Gather up every line that includes the string "МЕХАНИЗМЫ".

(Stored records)
- - -
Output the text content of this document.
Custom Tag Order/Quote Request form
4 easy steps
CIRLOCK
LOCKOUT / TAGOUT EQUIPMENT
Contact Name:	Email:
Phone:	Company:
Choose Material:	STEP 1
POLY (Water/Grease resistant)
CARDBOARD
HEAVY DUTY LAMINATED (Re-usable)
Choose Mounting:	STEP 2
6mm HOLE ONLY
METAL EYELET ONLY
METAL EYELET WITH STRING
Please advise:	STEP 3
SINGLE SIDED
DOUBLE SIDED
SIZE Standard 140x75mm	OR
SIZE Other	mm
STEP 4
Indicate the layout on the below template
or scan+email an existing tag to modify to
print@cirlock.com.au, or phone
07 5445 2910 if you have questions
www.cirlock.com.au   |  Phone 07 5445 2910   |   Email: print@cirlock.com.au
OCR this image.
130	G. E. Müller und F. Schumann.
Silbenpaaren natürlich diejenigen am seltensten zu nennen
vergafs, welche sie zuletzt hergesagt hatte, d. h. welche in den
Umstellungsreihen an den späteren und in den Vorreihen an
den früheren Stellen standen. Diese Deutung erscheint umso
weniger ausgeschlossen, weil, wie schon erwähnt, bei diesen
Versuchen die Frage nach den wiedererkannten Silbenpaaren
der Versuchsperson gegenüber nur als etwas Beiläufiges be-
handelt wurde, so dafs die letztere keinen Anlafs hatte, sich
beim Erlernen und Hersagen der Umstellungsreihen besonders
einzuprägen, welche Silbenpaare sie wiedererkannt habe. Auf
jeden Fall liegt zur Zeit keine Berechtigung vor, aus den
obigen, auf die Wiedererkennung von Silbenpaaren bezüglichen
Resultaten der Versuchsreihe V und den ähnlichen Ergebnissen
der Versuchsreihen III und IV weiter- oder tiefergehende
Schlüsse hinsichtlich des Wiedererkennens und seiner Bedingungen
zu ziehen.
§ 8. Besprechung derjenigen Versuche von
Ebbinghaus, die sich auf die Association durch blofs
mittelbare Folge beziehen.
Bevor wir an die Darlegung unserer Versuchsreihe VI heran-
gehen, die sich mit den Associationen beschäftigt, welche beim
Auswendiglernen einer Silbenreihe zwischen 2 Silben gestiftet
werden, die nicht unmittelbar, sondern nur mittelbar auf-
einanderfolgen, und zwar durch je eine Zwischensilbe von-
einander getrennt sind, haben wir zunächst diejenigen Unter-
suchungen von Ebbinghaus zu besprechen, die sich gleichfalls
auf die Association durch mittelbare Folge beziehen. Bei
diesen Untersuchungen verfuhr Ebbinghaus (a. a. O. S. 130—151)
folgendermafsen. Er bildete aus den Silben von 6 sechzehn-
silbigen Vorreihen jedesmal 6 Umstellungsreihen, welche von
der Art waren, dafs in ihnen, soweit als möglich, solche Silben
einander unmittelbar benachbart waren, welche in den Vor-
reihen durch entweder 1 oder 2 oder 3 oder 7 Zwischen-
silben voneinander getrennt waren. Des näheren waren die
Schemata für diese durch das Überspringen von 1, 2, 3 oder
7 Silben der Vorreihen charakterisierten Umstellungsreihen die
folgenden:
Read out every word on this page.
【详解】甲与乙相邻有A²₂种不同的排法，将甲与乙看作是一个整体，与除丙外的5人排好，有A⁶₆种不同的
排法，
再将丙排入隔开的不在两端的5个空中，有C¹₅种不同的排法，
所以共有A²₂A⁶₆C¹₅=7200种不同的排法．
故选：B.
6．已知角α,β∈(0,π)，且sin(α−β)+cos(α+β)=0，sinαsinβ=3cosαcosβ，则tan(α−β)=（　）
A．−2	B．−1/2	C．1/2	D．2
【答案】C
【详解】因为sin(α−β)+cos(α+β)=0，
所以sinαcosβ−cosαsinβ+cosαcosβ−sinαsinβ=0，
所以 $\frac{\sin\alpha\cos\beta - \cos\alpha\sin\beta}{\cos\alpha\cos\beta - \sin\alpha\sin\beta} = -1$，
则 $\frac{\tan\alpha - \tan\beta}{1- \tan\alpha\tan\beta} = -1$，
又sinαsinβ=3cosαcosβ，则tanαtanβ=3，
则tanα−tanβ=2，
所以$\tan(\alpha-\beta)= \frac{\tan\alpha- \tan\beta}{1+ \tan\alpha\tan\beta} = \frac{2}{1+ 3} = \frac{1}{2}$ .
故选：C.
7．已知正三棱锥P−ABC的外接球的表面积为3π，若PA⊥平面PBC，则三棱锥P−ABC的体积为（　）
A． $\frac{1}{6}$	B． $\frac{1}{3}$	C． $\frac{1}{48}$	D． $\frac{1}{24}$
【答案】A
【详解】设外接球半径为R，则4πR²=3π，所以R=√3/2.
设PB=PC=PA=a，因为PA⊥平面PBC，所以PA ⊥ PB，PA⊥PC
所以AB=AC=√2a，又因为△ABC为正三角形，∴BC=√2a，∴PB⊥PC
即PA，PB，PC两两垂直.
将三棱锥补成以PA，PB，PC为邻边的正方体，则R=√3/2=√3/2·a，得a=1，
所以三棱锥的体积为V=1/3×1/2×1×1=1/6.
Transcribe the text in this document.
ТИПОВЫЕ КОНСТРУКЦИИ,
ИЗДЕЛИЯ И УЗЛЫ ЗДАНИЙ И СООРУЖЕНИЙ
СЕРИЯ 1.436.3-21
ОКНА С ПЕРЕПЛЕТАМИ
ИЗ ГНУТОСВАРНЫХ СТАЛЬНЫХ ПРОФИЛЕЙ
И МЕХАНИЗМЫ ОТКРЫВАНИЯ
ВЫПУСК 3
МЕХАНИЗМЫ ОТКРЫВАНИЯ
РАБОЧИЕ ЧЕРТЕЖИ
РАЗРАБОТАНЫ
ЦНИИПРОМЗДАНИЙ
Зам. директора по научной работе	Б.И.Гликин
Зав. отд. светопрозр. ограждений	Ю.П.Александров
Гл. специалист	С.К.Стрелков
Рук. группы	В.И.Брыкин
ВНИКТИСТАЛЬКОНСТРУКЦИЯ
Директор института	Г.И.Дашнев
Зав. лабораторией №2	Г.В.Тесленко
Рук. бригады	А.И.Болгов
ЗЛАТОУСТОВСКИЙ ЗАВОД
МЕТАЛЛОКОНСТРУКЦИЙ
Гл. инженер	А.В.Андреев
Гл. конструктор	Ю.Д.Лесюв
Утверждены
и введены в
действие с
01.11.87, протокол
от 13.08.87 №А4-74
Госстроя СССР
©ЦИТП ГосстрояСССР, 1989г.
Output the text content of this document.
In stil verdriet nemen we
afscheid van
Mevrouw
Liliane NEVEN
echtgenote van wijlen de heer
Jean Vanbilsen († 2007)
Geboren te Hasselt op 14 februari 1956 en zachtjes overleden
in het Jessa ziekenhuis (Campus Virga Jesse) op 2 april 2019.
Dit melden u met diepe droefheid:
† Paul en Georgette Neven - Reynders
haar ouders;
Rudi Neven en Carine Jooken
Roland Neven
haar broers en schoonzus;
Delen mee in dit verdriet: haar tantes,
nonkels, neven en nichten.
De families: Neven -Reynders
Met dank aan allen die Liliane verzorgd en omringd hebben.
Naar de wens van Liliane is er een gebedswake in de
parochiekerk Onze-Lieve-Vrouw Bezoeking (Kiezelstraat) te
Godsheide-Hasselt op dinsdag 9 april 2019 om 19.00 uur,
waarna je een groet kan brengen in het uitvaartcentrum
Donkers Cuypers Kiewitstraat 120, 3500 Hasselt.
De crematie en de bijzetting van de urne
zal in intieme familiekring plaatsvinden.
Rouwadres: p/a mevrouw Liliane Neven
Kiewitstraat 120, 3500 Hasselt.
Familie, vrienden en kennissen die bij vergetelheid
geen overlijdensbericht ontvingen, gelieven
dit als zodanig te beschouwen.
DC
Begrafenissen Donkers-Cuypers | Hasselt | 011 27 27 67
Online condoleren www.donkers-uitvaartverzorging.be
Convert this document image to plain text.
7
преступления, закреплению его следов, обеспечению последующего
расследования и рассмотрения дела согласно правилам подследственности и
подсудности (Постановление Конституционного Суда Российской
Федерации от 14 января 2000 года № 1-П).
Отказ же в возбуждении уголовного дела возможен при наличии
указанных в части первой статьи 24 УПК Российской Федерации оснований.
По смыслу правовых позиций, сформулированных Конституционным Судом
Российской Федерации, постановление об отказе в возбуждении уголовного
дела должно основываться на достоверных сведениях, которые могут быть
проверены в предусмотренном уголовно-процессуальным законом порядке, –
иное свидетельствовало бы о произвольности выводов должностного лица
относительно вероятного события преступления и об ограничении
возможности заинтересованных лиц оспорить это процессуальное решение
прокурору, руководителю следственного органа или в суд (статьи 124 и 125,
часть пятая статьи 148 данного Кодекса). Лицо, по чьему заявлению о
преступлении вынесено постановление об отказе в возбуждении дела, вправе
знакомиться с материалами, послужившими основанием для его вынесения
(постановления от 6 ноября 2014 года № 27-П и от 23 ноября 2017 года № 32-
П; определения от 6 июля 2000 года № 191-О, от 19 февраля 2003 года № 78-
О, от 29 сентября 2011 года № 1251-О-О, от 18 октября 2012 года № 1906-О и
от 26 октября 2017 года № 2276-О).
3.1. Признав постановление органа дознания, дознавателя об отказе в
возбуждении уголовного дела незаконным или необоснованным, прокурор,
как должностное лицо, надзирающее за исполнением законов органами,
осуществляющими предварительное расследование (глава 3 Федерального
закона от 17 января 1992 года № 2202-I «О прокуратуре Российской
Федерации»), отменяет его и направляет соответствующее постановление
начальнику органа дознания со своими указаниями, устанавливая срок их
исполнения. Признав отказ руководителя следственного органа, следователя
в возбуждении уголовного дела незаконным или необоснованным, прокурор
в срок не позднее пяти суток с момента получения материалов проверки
- - -
> [OUTPUT BELOW]:
И МЕХАНИЗМЫ ОТКРЫВАНИЯ
МЕХАНИЗМЫ ОТКРЫВАНИЯ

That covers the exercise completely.